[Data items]

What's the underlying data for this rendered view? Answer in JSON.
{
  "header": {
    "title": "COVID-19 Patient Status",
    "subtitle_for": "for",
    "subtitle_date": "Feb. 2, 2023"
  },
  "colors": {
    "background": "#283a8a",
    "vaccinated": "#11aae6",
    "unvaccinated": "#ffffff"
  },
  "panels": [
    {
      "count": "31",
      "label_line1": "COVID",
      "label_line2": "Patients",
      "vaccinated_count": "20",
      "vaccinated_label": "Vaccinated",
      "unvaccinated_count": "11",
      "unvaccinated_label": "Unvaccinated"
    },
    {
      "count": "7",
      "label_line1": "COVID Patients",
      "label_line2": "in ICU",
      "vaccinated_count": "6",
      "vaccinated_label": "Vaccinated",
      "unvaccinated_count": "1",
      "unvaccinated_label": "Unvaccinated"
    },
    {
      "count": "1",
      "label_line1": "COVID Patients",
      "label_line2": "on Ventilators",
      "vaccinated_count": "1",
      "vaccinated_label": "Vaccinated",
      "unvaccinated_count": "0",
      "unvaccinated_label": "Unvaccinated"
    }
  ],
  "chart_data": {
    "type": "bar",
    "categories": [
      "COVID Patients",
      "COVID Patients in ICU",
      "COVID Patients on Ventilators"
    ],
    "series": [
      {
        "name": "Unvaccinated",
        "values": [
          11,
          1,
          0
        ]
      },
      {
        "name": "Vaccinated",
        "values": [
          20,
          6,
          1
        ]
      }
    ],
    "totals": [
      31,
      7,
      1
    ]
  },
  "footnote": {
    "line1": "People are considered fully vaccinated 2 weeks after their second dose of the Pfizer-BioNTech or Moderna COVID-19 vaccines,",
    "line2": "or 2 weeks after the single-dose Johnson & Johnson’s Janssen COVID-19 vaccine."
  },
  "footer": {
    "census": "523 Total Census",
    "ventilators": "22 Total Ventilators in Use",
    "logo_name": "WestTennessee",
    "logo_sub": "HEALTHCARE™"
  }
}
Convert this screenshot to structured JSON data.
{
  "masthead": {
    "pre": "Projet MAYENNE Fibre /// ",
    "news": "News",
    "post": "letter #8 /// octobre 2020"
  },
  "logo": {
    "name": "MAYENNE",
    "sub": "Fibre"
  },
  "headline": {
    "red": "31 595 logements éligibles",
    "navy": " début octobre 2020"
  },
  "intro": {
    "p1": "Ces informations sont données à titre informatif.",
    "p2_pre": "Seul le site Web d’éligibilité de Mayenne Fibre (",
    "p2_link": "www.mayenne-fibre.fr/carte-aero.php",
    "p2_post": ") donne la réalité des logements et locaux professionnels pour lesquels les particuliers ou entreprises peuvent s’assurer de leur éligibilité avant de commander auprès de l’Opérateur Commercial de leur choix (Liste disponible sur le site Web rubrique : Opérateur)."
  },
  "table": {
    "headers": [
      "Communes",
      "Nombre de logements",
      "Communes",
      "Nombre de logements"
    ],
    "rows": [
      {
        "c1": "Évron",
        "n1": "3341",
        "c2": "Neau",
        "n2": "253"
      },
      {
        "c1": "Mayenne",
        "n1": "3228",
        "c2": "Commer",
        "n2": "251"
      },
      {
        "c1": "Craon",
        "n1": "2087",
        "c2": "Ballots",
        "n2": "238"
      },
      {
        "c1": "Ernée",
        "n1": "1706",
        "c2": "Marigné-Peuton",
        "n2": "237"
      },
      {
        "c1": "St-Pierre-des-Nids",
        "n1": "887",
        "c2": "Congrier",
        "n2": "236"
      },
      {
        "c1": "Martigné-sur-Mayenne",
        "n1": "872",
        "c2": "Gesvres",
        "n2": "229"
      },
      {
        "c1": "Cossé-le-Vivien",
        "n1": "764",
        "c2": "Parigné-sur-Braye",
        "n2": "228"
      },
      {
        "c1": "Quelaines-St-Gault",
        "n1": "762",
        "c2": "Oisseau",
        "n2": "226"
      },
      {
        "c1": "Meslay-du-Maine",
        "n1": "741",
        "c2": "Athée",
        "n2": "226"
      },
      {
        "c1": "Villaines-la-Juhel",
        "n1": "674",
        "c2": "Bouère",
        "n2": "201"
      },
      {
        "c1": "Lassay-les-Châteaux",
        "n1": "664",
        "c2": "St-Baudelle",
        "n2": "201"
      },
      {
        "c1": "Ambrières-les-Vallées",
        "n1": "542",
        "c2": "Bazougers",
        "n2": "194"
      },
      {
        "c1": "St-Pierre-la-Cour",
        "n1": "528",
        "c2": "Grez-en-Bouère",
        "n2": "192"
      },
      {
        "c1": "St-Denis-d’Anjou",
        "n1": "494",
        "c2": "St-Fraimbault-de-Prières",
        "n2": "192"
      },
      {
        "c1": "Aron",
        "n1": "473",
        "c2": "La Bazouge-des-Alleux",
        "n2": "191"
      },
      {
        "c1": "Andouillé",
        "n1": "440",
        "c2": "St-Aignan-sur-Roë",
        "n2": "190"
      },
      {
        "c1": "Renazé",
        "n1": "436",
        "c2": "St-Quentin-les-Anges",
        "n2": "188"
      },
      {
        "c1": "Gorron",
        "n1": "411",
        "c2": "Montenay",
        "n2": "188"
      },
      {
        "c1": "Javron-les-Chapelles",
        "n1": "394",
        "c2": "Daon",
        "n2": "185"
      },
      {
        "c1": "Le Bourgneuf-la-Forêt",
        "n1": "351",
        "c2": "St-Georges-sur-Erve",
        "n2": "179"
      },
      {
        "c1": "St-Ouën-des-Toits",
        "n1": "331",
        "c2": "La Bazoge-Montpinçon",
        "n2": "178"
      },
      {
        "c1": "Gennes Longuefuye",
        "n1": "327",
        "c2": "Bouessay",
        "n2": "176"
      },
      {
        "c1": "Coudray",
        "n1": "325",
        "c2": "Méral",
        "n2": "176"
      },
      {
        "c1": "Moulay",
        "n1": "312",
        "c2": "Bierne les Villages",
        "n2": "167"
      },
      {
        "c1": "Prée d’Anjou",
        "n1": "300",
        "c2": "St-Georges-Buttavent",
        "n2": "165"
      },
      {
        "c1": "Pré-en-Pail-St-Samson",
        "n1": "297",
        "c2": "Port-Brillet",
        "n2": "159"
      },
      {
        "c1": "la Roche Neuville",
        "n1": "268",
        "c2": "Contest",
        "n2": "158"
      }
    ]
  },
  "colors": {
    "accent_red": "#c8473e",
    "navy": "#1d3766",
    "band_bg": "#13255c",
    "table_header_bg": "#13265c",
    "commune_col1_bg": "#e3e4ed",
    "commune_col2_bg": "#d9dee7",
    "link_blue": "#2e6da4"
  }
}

■ Aim of the task: Pull every line with "octobre" from the records.

■ Task response:
    "post": "letter #8 /// octobre 2020"
    "navy": " début octobre 2020"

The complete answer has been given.